• [SUPPLIED MATERIAL]:

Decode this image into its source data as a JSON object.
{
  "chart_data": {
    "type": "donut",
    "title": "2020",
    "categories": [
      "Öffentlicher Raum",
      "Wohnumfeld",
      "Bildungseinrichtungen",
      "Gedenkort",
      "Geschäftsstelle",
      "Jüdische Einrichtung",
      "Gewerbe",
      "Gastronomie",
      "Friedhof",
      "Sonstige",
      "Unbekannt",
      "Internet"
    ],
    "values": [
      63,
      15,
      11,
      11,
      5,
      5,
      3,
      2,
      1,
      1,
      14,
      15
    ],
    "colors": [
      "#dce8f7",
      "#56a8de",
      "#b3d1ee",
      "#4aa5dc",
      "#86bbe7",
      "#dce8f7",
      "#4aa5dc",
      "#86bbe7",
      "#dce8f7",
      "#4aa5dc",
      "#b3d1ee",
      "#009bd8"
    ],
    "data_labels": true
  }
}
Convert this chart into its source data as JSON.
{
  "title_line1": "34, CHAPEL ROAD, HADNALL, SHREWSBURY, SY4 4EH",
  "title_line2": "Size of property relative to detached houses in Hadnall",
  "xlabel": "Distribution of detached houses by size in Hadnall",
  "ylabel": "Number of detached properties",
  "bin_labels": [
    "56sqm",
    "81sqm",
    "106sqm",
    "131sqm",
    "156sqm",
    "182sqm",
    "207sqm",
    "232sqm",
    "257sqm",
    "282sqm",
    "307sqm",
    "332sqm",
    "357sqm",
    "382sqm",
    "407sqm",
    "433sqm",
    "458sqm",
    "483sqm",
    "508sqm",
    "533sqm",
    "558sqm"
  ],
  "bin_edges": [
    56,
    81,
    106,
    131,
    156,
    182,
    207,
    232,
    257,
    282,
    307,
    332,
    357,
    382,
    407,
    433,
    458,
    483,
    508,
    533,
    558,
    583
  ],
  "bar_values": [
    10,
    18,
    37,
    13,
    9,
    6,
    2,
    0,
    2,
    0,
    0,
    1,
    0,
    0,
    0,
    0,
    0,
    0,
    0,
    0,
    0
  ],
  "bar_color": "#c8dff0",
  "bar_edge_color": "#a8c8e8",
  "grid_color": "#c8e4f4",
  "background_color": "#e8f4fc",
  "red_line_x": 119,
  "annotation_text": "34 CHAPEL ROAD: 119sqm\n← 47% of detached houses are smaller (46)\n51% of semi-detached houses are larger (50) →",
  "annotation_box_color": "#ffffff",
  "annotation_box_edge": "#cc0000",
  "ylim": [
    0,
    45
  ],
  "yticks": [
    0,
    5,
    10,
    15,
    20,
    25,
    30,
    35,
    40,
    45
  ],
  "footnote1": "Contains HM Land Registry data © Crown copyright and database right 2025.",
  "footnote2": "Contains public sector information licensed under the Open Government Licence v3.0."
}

• [PROBLEM TO SOLVE]:
Using the records above, list each line that includes "houses".

• [FULL ANSWER]:
  "title_line2": "Size of property relative to detached houses in Hadnall",
  "xlabel": "Distribution of detached houses by size in Hadnall",
  "annotation_text": "34 CHAPEL ROAD: 119sqm\n← 47% of detached houses are smaller (46)\n51% of semi-detached houses are larger (50) →",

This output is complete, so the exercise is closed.